= What the exercise asks =
Omit the images. Copy each entry word for word.
=====
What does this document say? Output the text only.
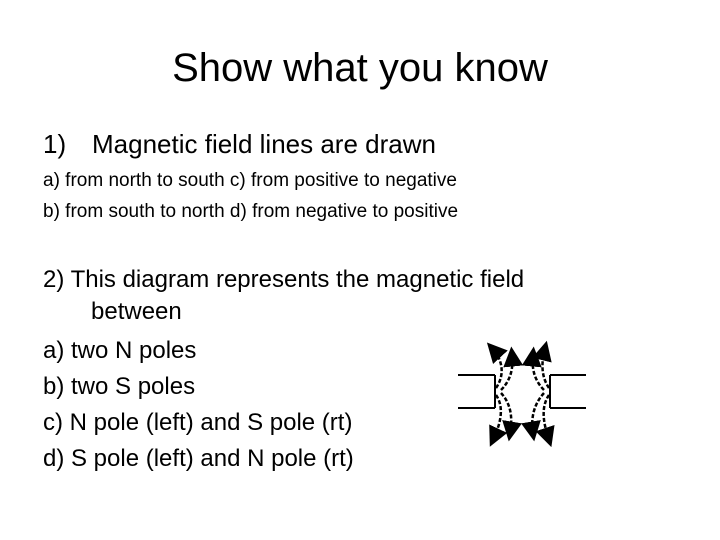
Show what you know
1) Magnetic field lines are drawn
a) from north to south c) from positive to negative
b) from south to north d) from negative to positive
2) This diagram represents the magnetic field
between
a) two N poles
b) two S poles
c) N pole (left) and S pole (rt)
d) S pole (left) and N pole (rt)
=====
= Task answer =
What does this document say? Output the text only.
Show what you know
1) Magnetic field lines are drawn
a) from north to south c) from positive to negative
b) from south to north d) from negative to positive
2) This diagram represents the magnetic field
between
a) two N poles
b) two S poles
c) N pole (left) and S pole (rt)
d) S pole (left) and N pole (rt)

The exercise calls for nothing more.